▶ _Set exercise_
Find every line with the word "away". Copy those lines.

-- start of Items --

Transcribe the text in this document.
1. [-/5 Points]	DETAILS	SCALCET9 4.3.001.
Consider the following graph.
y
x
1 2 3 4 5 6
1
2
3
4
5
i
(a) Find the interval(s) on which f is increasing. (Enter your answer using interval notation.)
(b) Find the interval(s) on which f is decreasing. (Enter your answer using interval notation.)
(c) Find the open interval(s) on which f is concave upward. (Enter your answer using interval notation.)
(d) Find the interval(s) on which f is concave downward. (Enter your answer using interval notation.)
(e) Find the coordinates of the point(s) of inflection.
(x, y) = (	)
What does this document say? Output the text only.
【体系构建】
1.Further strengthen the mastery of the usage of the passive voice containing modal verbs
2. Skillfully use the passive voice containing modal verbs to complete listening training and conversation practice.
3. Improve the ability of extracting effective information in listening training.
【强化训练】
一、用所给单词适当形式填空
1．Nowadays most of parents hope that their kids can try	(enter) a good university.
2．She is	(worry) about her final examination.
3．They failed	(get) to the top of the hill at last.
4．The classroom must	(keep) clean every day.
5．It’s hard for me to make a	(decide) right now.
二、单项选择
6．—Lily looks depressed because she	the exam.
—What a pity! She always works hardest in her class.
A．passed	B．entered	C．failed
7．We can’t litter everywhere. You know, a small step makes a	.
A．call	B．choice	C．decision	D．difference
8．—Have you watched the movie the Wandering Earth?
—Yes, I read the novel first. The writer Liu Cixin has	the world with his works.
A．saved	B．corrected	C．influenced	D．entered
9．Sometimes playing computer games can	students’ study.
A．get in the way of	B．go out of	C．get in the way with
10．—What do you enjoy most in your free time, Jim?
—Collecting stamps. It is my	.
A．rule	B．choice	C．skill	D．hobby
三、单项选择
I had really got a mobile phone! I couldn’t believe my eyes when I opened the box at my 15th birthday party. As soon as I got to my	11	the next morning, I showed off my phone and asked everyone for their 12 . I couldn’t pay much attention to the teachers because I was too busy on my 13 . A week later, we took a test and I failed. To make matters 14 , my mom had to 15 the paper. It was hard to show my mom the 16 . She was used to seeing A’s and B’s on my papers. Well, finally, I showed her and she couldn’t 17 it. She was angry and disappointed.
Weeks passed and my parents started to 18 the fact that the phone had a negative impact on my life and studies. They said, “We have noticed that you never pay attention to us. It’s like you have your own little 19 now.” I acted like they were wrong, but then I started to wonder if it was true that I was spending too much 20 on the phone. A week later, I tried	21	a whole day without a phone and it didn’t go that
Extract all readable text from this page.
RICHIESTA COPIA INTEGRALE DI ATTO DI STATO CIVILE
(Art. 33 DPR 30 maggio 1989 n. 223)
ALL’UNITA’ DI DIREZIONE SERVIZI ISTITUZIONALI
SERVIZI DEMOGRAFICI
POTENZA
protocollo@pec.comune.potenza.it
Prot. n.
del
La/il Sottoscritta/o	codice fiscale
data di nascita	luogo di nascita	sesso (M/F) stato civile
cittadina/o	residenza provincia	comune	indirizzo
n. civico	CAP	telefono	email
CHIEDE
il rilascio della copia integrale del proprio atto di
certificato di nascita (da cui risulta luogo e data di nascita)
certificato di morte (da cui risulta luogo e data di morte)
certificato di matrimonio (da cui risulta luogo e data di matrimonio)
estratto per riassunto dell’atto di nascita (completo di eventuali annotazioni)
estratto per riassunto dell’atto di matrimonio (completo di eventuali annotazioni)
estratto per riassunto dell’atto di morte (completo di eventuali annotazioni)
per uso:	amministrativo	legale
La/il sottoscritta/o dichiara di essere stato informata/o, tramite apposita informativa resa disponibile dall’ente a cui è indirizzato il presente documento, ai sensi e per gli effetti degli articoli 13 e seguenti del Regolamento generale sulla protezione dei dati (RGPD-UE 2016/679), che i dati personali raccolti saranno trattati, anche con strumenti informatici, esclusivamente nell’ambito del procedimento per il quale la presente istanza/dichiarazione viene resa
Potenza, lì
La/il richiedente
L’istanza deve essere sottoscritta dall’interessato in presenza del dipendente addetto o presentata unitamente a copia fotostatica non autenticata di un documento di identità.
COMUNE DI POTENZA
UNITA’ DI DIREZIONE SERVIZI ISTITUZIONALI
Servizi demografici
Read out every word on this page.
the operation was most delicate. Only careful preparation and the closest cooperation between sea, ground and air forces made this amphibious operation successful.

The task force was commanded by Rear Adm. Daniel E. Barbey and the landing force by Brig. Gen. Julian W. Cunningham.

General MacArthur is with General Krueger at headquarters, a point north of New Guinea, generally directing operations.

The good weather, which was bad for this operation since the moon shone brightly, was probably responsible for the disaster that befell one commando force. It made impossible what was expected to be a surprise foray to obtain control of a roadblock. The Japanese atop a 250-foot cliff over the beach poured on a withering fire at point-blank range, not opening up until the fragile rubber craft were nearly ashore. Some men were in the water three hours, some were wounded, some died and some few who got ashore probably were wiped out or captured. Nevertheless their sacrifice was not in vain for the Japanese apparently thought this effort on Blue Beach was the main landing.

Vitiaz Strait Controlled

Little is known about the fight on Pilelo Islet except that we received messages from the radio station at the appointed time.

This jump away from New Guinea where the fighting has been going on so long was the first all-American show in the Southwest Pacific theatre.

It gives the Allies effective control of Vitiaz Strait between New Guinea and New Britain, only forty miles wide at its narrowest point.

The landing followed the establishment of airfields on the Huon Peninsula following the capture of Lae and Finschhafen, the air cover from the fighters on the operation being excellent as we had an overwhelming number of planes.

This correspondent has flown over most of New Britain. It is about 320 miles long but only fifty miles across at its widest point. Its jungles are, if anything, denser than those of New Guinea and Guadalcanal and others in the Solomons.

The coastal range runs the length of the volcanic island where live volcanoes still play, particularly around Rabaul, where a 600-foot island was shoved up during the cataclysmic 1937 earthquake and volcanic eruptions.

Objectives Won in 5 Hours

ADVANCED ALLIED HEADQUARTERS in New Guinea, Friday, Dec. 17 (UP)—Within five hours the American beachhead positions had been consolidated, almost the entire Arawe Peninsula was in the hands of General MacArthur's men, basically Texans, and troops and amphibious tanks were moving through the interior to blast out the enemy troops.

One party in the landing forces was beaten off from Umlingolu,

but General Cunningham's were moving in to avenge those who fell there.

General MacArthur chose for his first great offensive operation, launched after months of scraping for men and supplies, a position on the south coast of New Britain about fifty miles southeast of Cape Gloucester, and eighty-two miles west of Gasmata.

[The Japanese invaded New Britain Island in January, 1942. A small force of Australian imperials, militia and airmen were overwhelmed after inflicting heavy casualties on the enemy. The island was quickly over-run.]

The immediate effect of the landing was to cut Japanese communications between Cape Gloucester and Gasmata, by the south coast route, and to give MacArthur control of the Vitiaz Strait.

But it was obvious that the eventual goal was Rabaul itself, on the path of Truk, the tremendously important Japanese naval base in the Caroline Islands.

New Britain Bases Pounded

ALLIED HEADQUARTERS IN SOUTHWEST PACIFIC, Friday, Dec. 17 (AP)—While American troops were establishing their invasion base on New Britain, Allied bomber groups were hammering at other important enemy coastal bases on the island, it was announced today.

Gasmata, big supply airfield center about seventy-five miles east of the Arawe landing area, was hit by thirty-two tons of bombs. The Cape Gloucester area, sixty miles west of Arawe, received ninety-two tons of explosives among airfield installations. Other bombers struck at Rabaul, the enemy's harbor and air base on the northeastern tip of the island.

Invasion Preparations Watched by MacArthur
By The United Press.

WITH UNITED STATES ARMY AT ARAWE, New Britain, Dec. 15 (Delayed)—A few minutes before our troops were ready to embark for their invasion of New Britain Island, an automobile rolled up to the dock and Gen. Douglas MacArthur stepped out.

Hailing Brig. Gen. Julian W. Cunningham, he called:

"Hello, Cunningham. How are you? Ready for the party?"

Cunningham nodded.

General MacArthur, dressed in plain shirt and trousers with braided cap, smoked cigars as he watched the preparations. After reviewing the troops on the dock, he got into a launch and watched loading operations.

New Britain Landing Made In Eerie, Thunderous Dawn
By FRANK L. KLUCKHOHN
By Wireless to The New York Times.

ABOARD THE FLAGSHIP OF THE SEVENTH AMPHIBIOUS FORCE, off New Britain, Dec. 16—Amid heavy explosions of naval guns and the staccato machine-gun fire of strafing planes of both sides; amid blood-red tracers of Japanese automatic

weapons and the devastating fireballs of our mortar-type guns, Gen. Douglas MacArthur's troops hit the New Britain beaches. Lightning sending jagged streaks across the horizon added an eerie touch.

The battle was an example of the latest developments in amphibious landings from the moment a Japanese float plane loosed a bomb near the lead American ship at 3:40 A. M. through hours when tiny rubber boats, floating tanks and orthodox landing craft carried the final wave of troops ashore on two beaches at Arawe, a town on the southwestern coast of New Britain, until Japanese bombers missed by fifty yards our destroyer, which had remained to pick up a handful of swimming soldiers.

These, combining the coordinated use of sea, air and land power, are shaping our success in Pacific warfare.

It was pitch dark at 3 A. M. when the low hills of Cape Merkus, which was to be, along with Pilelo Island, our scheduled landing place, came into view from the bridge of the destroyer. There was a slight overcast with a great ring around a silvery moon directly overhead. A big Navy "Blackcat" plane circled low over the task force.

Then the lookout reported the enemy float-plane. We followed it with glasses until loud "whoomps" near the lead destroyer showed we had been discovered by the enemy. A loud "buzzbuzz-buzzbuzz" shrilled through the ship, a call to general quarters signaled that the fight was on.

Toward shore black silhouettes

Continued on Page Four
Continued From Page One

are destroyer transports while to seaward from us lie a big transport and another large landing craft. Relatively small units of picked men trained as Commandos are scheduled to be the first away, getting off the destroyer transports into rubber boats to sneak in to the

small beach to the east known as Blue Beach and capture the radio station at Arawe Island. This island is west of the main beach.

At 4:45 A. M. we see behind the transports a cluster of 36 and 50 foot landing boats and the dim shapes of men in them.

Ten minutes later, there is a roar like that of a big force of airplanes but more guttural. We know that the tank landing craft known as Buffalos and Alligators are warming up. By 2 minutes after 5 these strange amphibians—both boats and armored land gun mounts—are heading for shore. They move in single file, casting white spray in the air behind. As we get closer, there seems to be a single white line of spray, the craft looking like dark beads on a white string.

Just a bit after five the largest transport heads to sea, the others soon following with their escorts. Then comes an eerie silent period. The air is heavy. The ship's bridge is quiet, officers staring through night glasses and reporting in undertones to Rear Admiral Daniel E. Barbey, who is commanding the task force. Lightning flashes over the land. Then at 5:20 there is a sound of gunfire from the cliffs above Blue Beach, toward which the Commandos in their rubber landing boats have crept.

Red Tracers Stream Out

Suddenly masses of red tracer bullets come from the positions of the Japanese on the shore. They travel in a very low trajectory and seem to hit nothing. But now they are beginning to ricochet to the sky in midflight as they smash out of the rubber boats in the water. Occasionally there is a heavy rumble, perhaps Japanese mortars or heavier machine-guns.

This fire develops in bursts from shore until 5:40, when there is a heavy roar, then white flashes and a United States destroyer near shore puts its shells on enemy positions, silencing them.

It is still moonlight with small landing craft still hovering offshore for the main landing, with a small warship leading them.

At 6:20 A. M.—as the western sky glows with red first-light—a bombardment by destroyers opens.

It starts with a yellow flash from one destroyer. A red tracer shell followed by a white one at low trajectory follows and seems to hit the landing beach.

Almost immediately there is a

-- end of Items --

▶ _Solution below_
This jump away from New Guinea where the fighting has been going on so long was the first all-American show in the Southwest Pacific theatre.
are destroyer transports while to seaward from us lie a big transport and another large landing craft. Relatively small units of picked men trained as Commandos are scheduled to be the first away, getting off the destroyer transports into rubber boats to sneak in to the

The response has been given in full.